- [Given exercise]:
The entries below are to be repeated exactly as they stand.

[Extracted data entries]
-- Start --

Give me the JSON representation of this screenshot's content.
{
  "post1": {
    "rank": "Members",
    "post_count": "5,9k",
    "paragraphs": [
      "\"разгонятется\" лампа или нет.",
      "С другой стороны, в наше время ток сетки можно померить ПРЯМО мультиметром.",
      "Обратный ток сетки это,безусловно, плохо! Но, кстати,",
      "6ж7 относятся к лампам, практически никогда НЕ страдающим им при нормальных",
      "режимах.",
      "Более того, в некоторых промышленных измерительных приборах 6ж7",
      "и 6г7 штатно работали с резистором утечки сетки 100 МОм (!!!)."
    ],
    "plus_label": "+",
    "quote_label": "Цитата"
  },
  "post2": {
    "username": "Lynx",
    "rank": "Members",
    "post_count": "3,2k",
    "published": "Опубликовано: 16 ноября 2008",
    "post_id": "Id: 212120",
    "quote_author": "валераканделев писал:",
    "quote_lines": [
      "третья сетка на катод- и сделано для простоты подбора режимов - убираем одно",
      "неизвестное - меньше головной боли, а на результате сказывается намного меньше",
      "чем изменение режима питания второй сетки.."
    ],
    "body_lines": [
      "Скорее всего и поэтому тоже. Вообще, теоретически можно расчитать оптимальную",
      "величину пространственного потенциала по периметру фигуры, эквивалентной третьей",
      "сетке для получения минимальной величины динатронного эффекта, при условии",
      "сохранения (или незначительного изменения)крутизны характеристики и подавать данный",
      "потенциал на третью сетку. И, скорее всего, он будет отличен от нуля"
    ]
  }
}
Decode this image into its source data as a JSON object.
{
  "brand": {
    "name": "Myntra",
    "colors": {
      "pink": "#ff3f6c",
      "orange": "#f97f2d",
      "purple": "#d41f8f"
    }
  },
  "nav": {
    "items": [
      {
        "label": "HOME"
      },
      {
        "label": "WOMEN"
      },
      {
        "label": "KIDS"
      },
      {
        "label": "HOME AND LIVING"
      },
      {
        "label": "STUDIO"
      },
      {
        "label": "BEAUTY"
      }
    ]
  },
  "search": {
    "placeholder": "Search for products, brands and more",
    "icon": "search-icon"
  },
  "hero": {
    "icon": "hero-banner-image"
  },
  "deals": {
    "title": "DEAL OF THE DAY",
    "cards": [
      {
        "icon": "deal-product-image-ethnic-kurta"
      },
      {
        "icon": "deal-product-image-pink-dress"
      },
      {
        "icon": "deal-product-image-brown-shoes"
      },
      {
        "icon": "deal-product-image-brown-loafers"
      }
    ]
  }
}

-- End --

- [Answer to the exercise]:
Give me the JSON representation of this screenshot's content.
{
  "post1": {
    "rank": "Members",
    "post_count": "5,9k",
    "paragraphs": [
      "\"разгонятется\" лампа или нет.",
      "С другой стороны, в наше время ток сетки можно померить ПРЯМО мультиметром.",
      "Обратный ток сетки это,безусловно, плохо! Но, кстати,",
      "6ж7 относятся к лампам, практически никогда НЕ страдающим им при нормальных",
      "режимах.",
      "Более того, в некоторых промышленных измерительных приборах 6ж7",
      "и 6г7 штатно работали с резистором утечки сетки 100 МОм (!!!)."
    ],
    "plus_label": "+",
    "quote_label": "Цитата"
  },
  "post2": {
    "username": "Lynx",
    "rank": "Members",
    "post_count": "3,2k",
    "published": "Опубликовано: 16 ноября 2008",
    "post_id": "Id: 212120",
    "quote_author": "валераканделев писал:",
    "quote_lines": [
      "третья сетка на катод- и сделано для простоты подбора режимов - убираем одно",
      "неизвестное - меньше головной боли, а на результате сказывается намного меньше",
      "чем изменение режима питания второй сетки.."
    ],
    "body_lines": [
      "Скорее всего и поэтому тоже. Вообще, теоретически можно расчитать оптимальную",
      "величину пространственного потенциала по периметру фигуры, эквивалентной третьей",
      "сетке для получения минимальной величины динатронного эффекта, при условии",
      "сохранения (или незначительного изменения)крутизны характеристики и подавать данный",
      "потенциал на третью сетку. И, скорее всего, он будет отличен от нуля"
    ]
  }
}
Decode this image into its source data as a JSON object.
{
  "brand": {
    "name": "Myntra",
    "colors": {
      "pink": "#ff3f6c",
      "orange": "#f97f2d",
      "purple": "#d41f8f"
    }
  },
  "nav": {
    "items": [
      {
        "label": "HOME"
      },
      {
        "label": "WOMEN"
      },
      {
        "label": "KIDS"
      },
      {
        "label": "HOME AND LIVING"
      },
      {
        "label": "STUDIO"
      },
      {
        "label": "BEAUTY"
      }
    ]
  },
  "search": {
    "placeholder": "Search for products, brands and more",
    "icon": "search-icon"
  },
  "hero": {
    "icon": "hero-banner-image"
  },
  "deals": {
    "title": "DEAL OF THE DAY",
    "cards": [
      {
        "icon": "deal-product-image-ethnic-kurta"
      },
      {
        "icon": "deal-product-image-pink-dress"
      },
      {
        "icon": "deal-product-image-brown-shoes"
      },
      {
        "icon": "deal-product-image-brown-loafers"
      }
    ]
  }
}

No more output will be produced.